* [INSTRUCTIONS FOR THE TASK] Make an exact copy of all the material below, apart from the pictures.
####
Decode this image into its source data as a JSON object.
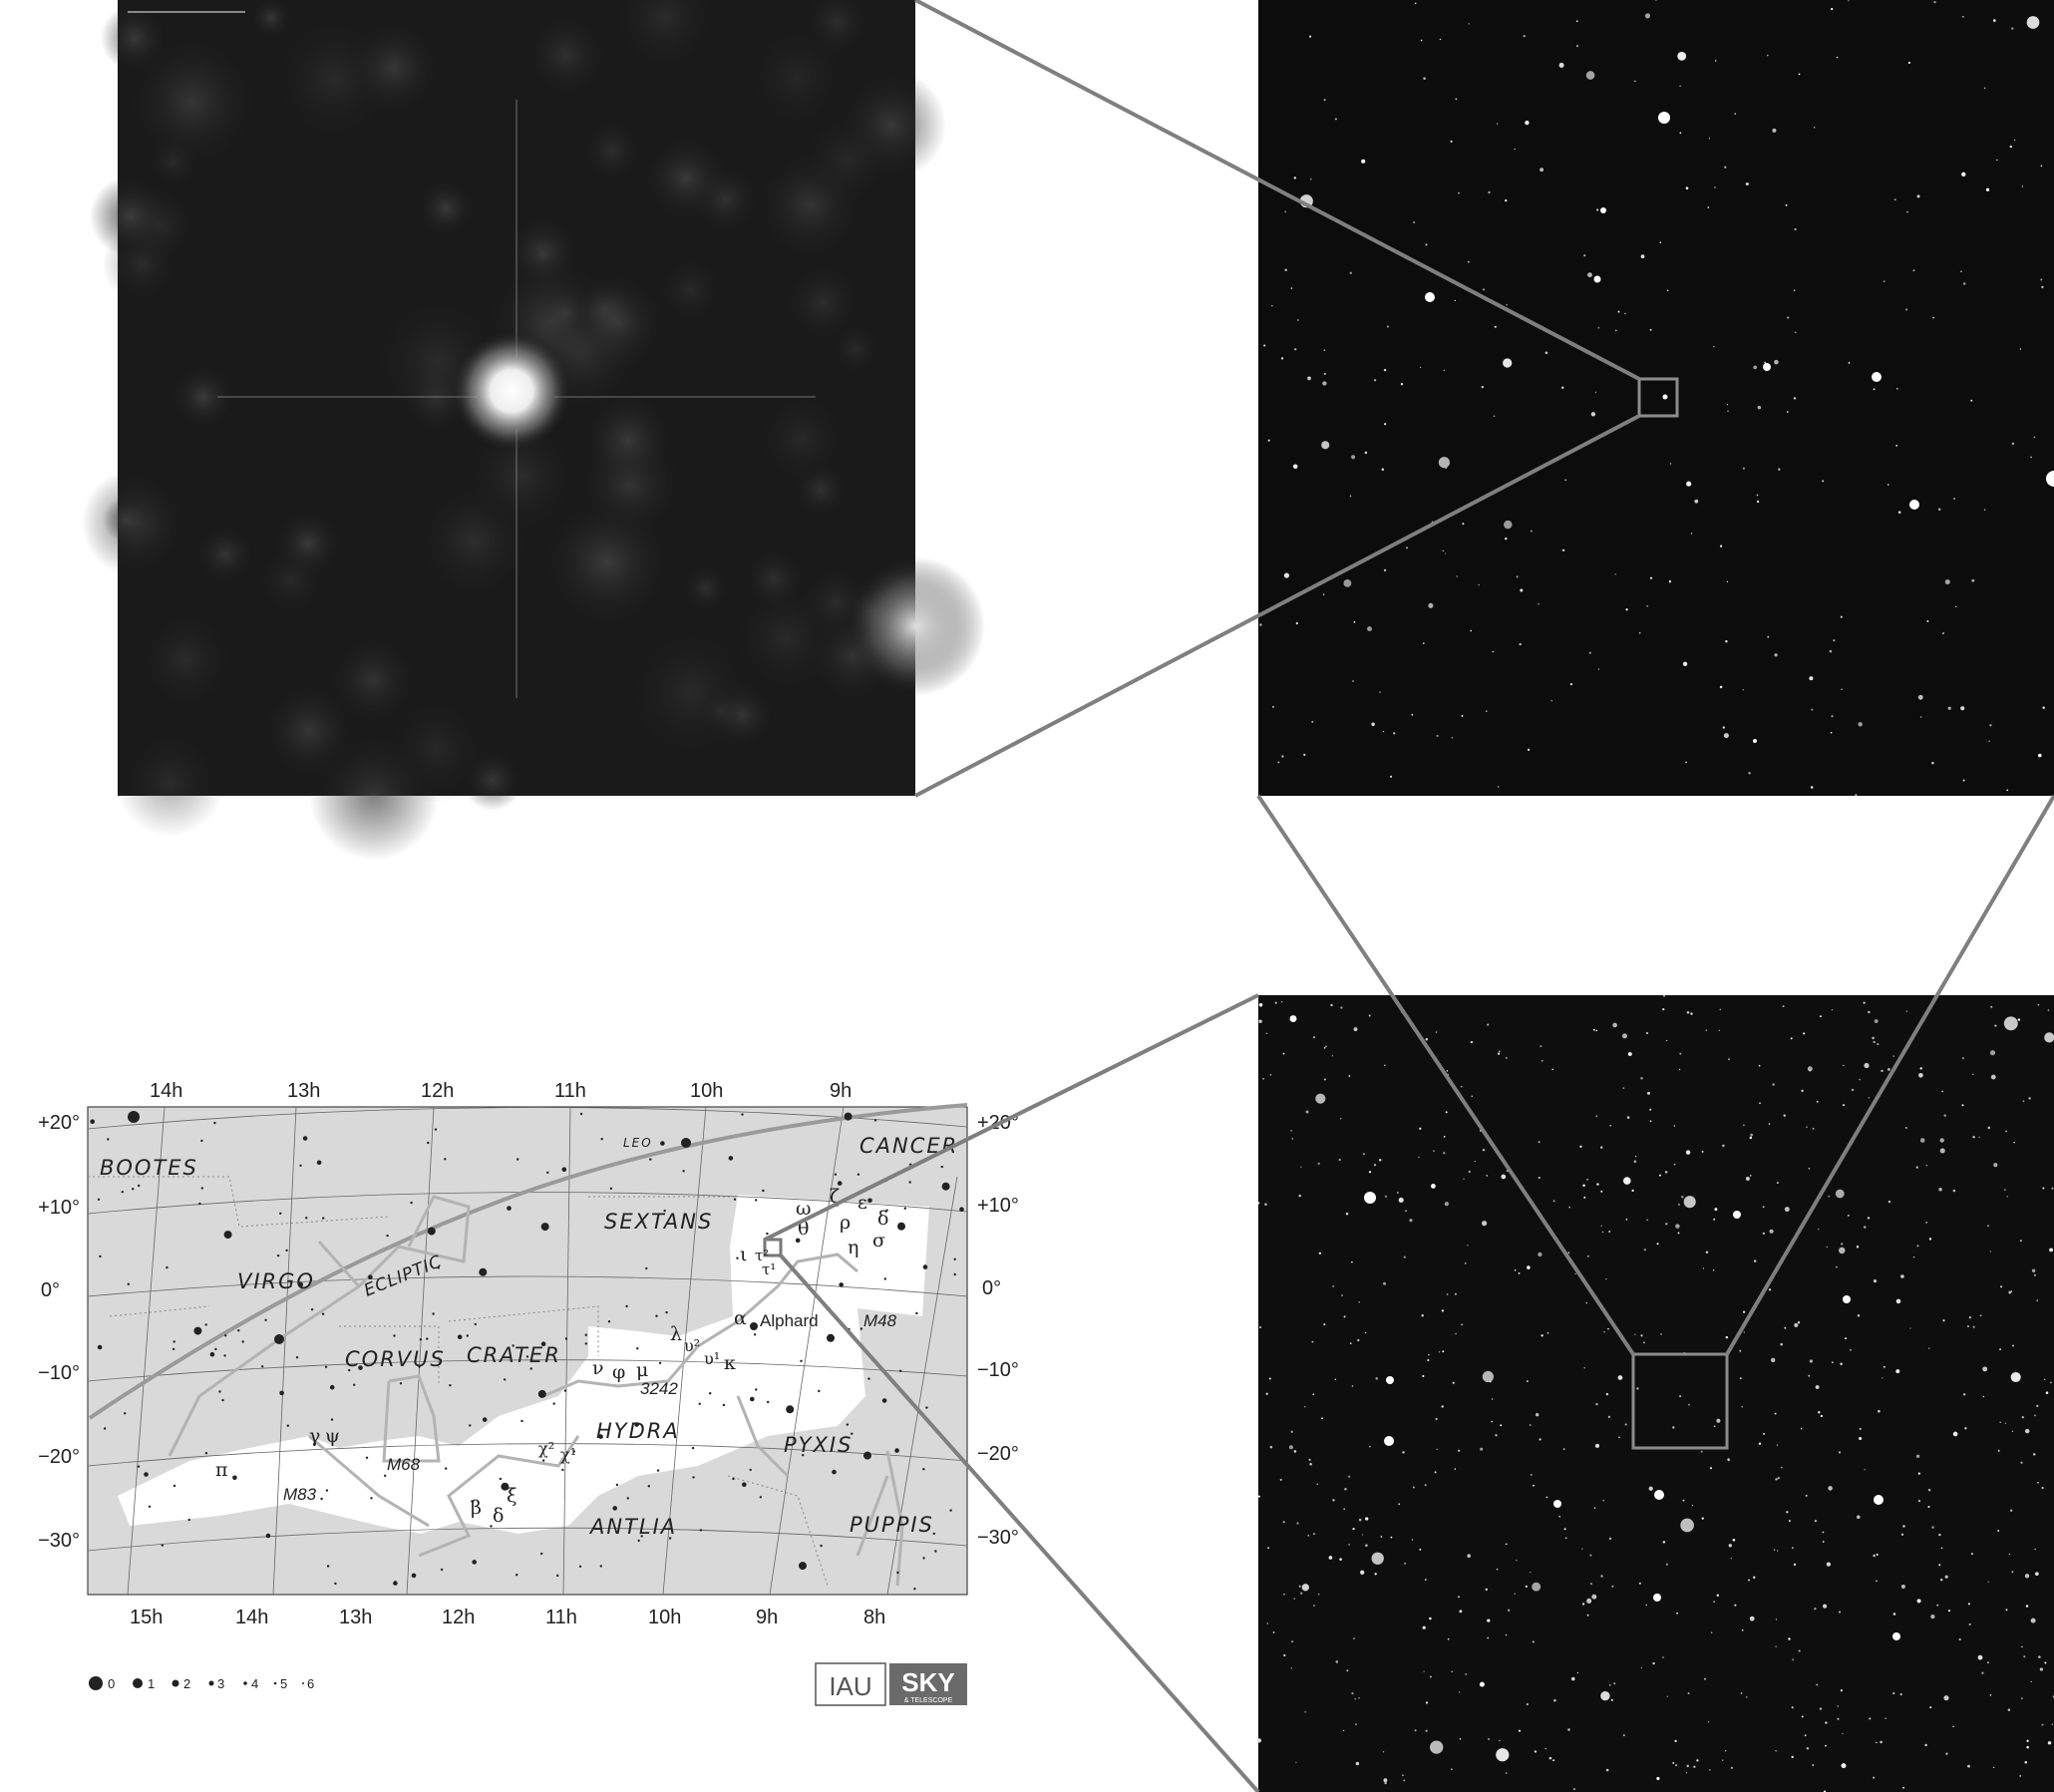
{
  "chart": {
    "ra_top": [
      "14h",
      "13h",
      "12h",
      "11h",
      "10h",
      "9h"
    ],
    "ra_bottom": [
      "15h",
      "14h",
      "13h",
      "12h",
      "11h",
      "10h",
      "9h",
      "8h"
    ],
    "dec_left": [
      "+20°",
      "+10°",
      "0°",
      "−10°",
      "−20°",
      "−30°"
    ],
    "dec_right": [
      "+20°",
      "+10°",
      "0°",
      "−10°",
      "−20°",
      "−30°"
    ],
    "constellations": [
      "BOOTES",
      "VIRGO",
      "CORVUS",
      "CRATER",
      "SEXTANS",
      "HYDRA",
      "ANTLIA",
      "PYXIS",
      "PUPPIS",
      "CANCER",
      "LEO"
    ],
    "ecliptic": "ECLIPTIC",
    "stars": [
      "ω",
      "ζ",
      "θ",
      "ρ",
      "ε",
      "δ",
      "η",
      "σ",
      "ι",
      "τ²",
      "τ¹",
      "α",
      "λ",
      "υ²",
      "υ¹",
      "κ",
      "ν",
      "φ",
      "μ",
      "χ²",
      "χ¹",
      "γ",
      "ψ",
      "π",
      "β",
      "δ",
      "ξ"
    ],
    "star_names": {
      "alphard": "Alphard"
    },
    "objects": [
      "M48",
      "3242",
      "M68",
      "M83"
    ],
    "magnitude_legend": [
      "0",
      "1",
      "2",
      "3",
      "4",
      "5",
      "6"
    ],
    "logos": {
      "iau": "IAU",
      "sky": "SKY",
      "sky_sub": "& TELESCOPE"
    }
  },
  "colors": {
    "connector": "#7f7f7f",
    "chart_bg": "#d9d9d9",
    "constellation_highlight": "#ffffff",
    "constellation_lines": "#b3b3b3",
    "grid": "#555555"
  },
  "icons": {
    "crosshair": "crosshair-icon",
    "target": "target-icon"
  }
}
####
* [ANSWER TO THIS EXERCISE]
Decode this image into its source data as a JSON object.
{
  "chart": {
    "ra_top": [
      "14h",
      "13h",
      "12h",
      "11h",
      "10h",
      "9h"
    ],
    "ra_bottom": [
      "15h",
      "14h",
      "13h",
      "12h",
      "11h",
      "10h",
      "9h",
      "8h"
    ],
    "dec_left": [
      "+20°",
      "+10°",
      "0°",
      "−10°",
      "−20°",
      "−30°"
    ],
    "dec_right": [
      "+20°",
      "+10°",
      "0°",
      "−10°",
      "−20°",
      "−30°"
    ],
    "constellations": [
      "BOOTES",
      "VIRGO",
      "CORVUS",
      "CRATER",
      "SEXTANS",
      "HYDRA",
      "ANTLIA",
      "PYXIS",
      "PUPPIS",
      "CANCER",
      "LEO"
    ],
    "ecliptic": "ECLIPTIC",
    "stars": [
      "ω",
      "ζ",
      "θ",
      "ρ",
      "ε",
      "δ",
      "η",
      "σ",
      "ι",
      "τ²",
      "τ¹",
      "α",
      "λ",
      "υ²",
      "υ¹",
      "κ",
      "ν",
      "φ",
      "μ",
      "χ²",
      "χ¹",
      "γ",
      "ψ",
      "π",
      "β",
      "δ",
      "ξ"
    ],
    "star_names": {
      "alphard": "Alphard"
    },
    "objects": [
      "M48",
      "3242",
      "M68",
      "M83"
    ],
    "magnitude_legend": [
      "0",
      "1",
      "2",
      "3",
      "4",
      "5",
      "6"
    ],
    "logos": {
      "iau": "IAU",
      "sky": "SKY",
      "sky_sub": "& TELESCOPE"
    }
  },
  "colors": {
    "connector": "#7f7f7f",
    "chart_bg": "#d9d9d9",
    "constellation_highlight": "#ffffff",
    "constellation_lines": "#b3b3b3",
    "grid": "#555555"
  },
  "icons": {
    "crosshair": "crosshair-icon",
    "target": "target-icon"
  }
}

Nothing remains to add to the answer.